# [What you will do]
Output all the data exactly. Pictures do not belong in the copy.

# [Input records]
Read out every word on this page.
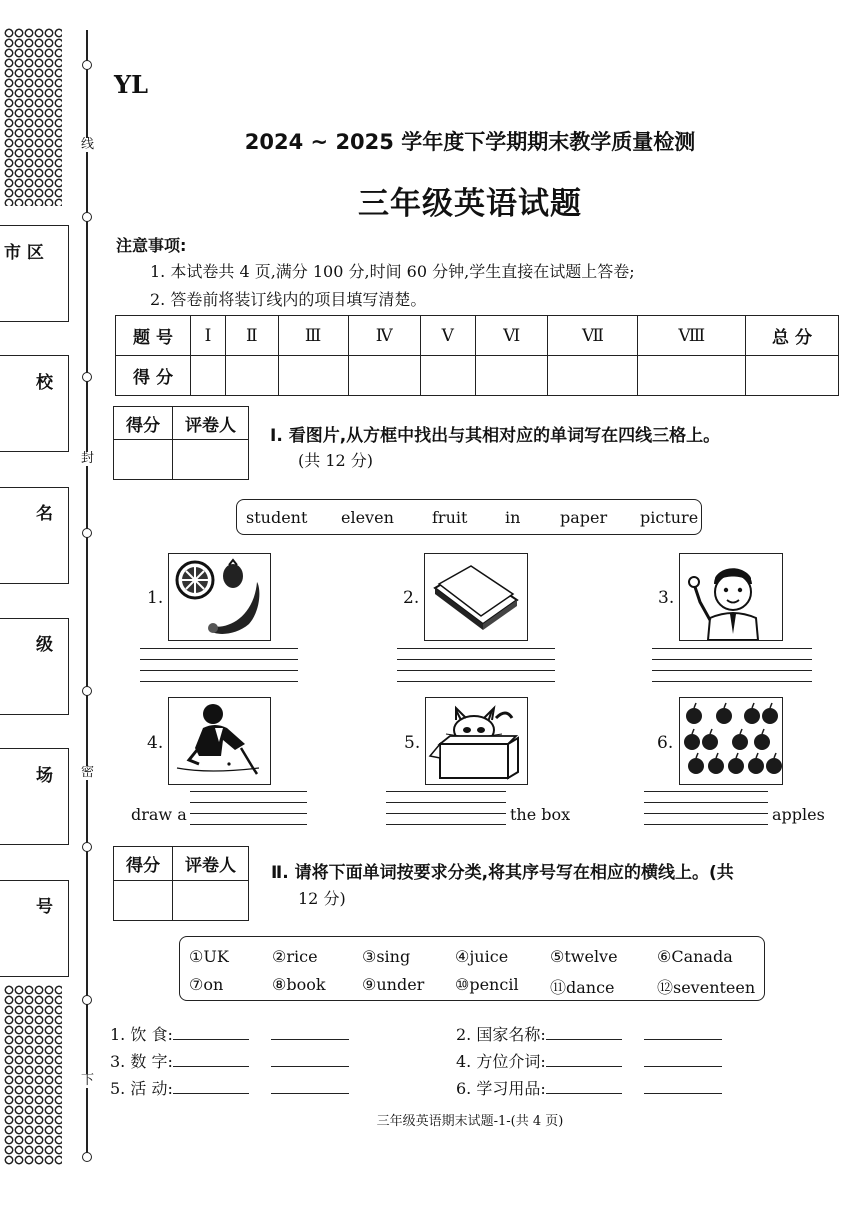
线
封
密
下
市 区
校
名
级
场
号
YL
2024 ~ 2025 学年度下学期期末教学质量检测
三年级英语试题
注意事项:
1. 本试卷共 4 页,满分 100 分,时间 60 分钟,学生直接在试题上答卷;
2. 答卷前将装订线内的项目填写清楚。
题 号	Ⅰ	Ⅱ	Ⅲ	Ⅳ	Ⅴ	Ⅵ	Ⅶ	Ⅷ	总 分
得 分									
得分	评卷人

Ⅰ. 看图片,从方框中找出与其相对应的单词写在四线三格上。
(共 12 分)
student eleven fruit in paper picture
1.	2.	3.
4.
draw a
5.
the box
6.
apples
得分	评卷人
	Ⅱ. 请将下面单词按要求分类,将其序号写在相应的横线上。(共
12 分)
①UK	②rice	③sing	④juice	⑤twelve ⑥Canada
⑦on	⑧book ⑨under ⑩pencil ⑪dance	⑫seventeen
1. 饮 食:	2. 国家名称:
3. 数 字:	4. 方位介词:
5. 活 动:	6. 学习用品:
三年级英语期末试题-1-(共 4 页)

# [Written reply]
Read out every word on this page.
线
封
密
下
市 区
校
名
级
场
号
YL
2024 ~ 2025 学年度下学期期末教学质量检测
三年级英语试题
注意事项:
1. 本试卷共 4 页,满分 100 分,时间 60 分钟,学生直接在试题上答卷;
2. 答卷前将装订线内的项目填写清楚。
题 号	Ⅰ	Ⅱ	Ⅲ	Ⅳ	Ⅴ	Ⅵ	Ⅶ	Ⅷ	总 分
得 分									
得分	评卷人

Ⅰ. 看图片,从方框中找出与其相对应的单词写在四线三格上。
(共 12 分)
student eleven fruit in paper picture
1.	2.	3.
4.
draw a
5.
the box
6.
apples
得分	评卷人
	Ⅱ. 请将下面单词按要求分类,将其序号写在相应的横线上。(共
12 分)
①UK	②rice	③sing	④juice	⑤twelve ⑥Canada
⑦on	⑧book ⑨under ⑩pencil ⑪dance	⑫seventeen
1. 饮 食:	2. 国家名称:
3. 数 字:	4. 方位介词:
5. 活 动:	6. 学习用品:
三年级英语期末试题-1-(共 4 页)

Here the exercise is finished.